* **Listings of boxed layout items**
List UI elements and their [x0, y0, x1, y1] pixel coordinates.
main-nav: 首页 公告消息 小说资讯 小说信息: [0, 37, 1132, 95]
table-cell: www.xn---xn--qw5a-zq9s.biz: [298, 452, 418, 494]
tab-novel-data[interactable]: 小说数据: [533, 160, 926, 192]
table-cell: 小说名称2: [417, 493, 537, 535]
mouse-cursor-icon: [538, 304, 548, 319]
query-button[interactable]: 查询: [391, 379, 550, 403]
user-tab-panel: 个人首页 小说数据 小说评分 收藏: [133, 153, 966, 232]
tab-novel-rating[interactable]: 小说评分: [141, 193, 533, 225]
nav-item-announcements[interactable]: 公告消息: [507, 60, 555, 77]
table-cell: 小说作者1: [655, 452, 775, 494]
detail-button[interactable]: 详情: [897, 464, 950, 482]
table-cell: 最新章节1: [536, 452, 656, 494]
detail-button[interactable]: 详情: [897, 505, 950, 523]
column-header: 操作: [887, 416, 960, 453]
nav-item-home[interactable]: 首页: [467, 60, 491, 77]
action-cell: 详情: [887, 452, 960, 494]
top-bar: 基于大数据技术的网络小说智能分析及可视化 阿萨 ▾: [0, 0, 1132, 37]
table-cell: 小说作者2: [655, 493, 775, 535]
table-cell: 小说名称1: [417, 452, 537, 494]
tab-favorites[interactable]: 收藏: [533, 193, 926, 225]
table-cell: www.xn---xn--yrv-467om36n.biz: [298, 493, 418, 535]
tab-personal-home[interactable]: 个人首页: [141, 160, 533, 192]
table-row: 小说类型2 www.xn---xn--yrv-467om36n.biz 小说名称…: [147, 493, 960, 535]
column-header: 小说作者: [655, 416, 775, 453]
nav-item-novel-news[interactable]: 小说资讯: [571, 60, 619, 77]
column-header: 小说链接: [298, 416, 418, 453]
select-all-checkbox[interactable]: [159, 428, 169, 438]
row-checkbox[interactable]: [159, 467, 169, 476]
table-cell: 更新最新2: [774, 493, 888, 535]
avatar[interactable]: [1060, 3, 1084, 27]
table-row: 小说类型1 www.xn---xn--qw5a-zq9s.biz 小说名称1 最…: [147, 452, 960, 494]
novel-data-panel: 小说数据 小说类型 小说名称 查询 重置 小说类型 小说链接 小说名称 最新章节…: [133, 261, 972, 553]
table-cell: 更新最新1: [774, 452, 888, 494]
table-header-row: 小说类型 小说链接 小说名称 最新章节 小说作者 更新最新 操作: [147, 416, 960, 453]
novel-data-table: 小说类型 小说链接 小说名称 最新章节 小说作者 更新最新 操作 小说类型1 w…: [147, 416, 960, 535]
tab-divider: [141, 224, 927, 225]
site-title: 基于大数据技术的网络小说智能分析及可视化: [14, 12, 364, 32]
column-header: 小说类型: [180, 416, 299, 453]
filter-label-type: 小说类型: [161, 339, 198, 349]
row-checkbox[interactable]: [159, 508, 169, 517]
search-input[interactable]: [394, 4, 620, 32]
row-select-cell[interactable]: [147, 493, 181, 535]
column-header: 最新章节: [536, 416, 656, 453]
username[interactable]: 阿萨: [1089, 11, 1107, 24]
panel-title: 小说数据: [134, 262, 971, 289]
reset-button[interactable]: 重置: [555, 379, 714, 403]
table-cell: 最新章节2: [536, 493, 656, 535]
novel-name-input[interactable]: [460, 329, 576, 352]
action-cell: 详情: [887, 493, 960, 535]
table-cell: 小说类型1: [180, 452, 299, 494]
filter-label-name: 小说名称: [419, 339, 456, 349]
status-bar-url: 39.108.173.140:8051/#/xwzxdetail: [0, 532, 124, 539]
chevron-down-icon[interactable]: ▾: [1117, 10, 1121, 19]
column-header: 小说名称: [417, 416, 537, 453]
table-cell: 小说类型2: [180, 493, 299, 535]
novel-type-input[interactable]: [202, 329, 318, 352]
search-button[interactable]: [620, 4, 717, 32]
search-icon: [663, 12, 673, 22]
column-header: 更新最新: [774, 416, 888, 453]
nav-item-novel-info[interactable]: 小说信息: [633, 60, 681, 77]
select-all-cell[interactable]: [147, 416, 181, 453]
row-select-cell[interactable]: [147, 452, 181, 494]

* **WHAT TO DO**
Please pull out each line of the records that contains the string "label". Case counts, so only match lines with the same capitalization.

* **REPLY TO THE TASK**
filter-label-type: 小说类型: [161, 339, 198, 349]
filter-label-name: 小说名称: [419, 339, 456, 349]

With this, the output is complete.